** Start of GIVEN PASSAGE **

Saturday, January 30, 2010

One Top Cookie

Here's one man's idea of how to support your local sacred musician. Thanks to Frank Goodwin, The Boston Globe, and Alex Beam. Enjoy!



VOICES

One top cookie

Frank Goodwin sells macaroons to assist Episcopal choir schools

By Alex Beam
Globe Staff / January 29, 2010
In March , 2008, The New York Times reported on a “crisis’’ at Manhattan’s Century Association, a posh membership club. The venerable Century had lost its 60-year supplier of macaroons, which it serves to all guests at the end of both lunch and dinner. The search for the perfect macaroon had dragged on for six months and threatened to last forever.
That quest eventually led to a ramshackle, three-story building at the corner of Everett and Lamson streets in East Boston, where a remarkable 75-year-old man named Frank Goodwin makes his St. Emilion macaroons. These are not the squishy coconut macaroons favored by some bakeries. They are silver-dollar-size, honey almond macaroons, made according to a recipe popularized by Ursuline sisters in France, later adopted by Melrose caterer Stanley Flagg, and passed on to Goodwin.
It would be interesting enough that a retired engineer, dockmaster, Coast Guard swabbie, and lobsterman - that’s the same person - hand-makes macaroons, alone, laboring in front of a creaky Edison oven while listening to Howie Carr on the radio. “He seems like an irreverent slob,’’ says Goodwin, who clearly has a soft spot for irreverent slobs.
Goodwin is quite a character, in the good sense. He tosses off Burma Shave doggerel - e.g., “Hardly a man is now alive/ Who passed on a hill at 75’’ - and manages to weave his former neighbor at Commercial Wharf, the publisher Bernie Goldhirsh, and serial killer Lenny “The Quahog’’ Paradiso into adjacent sentences. Hint: They both liked macaroons.
Goodwin doesn’t drive, and hand-delivers his treats to Locke-Ober, the Somerset Club, the Harvard Club, and elsewhere by riding the subway or cadging a ride from some old salt-water pals. He carries a cellphone but has to phone a friend to ascertain the number. His website, www.mymacaroons.com, is awful, but he has lost track of the webmaster. “I think he’s gone out of business,’’ Goodwin moans. “I really don’t get the Internet.’’
Here is the rub. Goodwin lives like an anchorite in a shared home on Bayswater Street, 2,000 feet northeast of Logan runway 22 left. Much of his personal income, and all of the proceeds from the macaroon business, go to charity. And not just any charity. Goodwin is a firm believer in Anglican musical education, and usually pays for two students to attend the St. Thomas Choir School on Manhattan’s West Side. He also donates to All Saints Parish in Ashmont, which has a famous boys’ choir, and to the Boston City Singers.

** End of GIVEN PASSAGE **
** Start of DATASET ENTRIES **

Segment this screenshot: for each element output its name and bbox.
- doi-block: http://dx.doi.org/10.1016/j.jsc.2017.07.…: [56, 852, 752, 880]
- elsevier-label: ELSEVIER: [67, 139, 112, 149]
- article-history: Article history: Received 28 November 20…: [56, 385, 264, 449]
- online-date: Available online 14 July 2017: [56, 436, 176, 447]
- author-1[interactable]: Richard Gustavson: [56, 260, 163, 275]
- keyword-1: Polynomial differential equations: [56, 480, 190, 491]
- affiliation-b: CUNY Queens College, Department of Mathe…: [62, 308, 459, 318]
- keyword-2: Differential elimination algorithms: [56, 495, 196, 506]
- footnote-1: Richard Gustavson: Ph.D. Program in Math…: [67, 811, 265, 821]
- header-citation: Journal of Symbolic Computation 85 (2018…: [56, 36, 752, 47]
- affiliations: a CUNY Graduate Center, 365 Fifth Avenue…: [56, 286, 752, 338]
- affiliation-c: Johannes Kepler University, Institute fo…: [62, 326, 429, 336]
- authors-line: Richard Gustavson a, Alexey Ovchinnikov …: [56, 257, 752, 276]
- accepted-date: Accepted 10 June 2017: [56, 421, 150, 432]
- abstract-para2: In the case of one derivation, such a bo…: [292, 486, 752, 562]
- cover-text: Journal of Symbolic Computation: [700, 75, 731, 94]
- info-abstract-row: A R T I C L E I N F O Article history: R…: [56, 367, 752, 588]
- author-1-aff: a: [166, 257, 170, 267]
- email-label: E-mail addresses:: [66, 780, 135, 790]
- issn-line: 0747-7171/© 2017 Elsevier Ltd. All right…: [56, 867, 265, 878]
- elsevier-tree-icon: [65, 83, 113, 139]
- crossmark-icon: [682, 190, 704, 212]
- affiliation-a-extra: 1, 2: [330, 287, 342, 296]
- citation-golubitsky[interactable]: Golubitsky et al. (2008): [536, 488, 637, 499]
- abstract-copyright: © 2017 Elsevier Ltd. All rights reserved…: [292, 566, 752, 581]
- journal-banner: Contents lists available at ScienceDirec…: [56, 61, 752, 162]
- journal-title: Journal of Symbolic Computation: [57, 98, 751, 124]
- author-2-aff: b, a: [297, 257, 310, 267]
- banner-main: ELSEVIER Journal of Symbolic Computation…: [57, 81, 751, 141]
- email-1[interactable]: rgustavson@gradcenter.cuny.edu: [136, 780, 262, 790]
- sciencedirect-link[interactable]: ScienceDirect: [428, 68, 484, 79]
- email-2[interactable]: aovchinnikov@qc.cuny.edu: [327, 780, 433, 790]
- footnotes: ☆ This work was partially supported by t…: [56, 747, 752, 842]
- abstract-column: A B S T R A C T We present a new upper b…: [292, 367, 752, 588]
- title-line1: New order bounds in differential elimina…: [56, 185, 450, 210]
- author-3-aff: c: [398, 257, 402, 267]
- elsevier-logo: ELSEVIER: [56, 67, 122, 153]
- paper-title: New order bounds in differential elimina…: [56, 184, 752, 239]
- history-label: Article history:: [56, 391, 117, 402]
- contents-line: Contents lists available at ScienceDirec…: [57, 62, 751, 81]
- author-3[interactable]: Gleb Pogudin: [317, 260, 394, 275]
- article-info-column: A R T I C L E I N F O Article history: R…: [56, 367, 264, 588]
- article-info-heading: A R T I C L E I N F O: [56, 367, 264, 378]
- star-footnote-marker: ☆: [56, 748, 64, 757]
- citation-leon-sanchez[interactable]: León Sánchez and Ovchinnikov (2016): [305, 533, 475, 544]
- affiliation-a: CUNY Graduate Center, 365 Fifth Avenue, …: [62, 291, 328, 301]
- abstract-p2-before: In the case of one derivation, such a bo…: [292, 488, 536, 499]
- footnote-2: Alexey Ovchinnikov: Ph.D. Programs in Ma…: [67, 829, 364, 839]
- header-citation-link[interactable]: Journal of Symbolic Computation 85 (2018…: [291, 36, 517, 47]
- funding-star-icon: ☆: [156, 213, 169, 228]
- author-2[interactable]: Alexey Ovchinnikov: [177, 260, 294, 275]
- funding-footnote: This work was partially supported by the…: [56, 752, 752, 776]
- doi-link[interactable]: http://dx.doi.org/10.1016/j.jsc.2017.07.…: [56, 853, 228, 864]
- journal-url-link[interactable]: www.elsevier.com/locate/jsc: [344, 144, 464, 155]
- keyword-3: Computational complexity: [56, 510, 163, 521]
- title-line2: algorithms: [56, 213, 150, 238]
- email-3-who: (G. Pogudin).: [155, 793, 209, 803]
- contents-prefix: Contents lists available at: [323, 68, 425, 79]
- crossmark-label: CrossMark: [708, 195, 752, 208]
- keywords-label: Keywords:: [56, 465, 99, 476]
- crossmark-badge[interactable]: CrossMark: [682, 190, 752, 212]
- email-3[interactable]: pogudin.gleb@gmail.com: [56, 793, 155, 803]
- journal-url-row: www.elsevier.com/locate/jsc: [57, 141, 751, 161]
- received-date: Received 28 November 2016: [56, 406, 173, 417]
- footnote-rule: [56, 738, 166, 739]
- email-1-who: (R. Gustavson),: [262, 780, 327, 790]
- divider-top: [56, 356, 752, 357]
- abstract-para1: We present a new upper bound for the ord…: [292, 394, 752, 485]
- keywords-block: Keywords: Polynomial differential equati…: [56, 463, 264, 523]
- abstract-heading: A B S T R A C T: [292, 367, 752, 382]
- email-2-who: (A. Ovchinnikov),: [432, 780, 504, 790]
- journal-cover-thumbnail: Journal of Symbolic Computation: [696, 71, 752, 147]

** End of DATASET ENTRIES **
** Start of DATASET ENTRIES **

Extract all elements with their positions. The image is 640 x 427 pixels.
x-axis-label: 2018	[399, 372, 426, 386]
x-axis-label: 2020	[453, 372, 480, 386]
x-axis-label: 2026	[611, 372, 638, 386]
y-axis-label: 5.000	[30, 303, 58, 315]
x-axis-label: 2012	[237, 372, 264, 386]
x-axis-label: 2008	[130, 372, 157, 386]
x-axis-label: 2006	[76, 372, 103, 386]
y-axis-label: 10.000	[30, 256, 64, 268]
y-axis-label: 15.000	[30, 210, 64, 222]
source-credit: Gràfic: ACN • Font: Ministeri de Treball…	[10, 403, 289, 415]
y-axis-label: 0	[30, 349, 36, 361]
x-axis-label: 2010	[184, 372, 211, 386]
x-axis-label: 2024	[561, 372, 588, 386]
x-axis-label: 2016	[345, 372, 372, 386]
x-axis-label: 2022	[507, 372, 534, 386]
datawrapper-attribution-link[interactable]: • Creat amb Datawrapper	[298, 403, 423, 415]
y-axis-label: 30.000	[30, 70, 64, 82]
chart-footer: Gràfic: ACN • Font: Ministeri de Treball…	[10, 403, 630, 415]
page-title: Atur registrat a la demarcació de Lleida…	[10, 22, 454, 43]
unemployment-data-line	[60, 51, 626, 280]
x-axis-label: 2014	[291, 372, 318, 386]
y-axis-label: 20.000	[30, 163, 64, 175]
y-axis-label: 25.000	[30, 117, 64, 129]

** End of DATASET ENTRIES **

### INSTRUCTIONS TO FOLLOW
Name every past occupation that the macaroon article gives for Frank Goodwin. The listing above was taken from a different source than the article.

### ANSWER IN FULL
Engineer, dockmaster, Coast Guard swabbie, and lobsterman.